=== Exercise prompt ===
Retype every entry word for word.

=== Excerpted records ===

::::::

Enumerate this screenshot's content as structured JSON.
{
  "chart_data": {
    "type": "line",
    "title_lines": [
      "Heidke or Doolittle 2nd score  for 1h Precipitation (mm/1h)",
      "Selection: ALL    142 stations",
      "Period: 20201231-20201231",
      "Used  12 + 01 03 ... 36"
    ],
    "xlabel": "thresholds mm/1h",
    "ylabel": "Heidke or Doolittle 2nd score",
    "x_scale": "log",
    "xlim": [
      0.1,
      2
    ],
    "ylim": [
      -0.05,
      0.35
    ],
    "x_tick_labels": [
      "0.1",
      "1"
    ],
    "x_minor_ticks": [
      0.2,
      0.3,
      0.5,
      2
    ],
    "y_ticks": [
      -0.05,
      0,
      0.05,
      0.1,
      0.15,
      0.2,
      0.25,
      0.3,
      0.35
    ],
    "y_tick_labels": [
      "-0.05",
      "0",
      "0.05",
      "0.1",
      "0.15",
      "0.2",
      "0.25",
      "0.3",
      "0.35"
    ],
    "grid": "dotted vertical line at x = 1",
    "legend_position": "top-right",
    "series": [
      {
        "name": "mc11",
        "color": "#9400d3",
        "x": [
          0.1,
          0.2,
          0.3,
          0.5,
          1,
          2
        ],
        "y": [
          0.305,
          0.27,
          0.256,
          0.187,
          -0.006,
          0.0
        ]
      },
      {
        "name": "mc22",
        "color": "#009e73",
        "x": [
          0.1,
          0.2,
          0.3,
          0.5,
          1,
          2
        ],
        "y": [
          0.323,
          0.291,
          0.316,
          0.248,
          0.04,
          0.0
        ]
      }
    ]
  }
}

::::::

=== Response ===
Enumerate this screenshot's content as structured JSON.
{
  "chart_data": {
    "type": "line",
    "title_lines": [
      "Heidke or Doolittle 2nd score  for 1h Precipitation (mm/1h)",
      "Selection: ALL    142 stations",
      "Period: 20201231-20201231",
      "Used  12 + 01 03 ... 36"
    ],
    "xlabel": "thresholds mm/1h",
    "ylabel": "Heidke or Doolittle 2nd score",
    "x_scale": "log",
    "xlim": [
      0.1,
      2
    ],
    "ylim": [
      -0.05,
      0.35
    ],
    "x_tick_labels": [
      "0.1",
      "1"
    ],
    "x_minor_ticks": [
      0.2,
      0.3,
      0.5,
      2
    ],
    "y_ticks": [
      -0.05,
      0,
      0.05,
      0.1,
      0.15,
      0.2,
      0.25,
      0.3,
      0.35
    ],
    "y_tick_labels": [
      "-0.05",
      "0",
      "0.05",
      "0.1",
      "0.15",
      "0.2",
      "0.25",
      "0.3",
      "0.35"
    ],
    "grid": "dotted vertical line at x = 1",
    "legend_position": "top-right",
    "series": [
      {
        "name": "mc11",
        "color": "#9400d3",
        "x": [
          0.1,
          0.2,
          0.3,
          0.5,
          1,
          2
        ],
        "y": [
          0.305,
          0.27,
          0.256,
          0.187,
          -0.006,
          0.0
        ]
      },
      {
        "name": "mc22",
        "color": "#009e73",
        "x": [
          0.1,
          0.2,
          0.3,
          0.5,
          1,
          2
        ],
        "y": [
          0.323,
          0.291,
          0.316,
          0.248,
          0.04,
          0.0
        ]
      }
    ]
  }
}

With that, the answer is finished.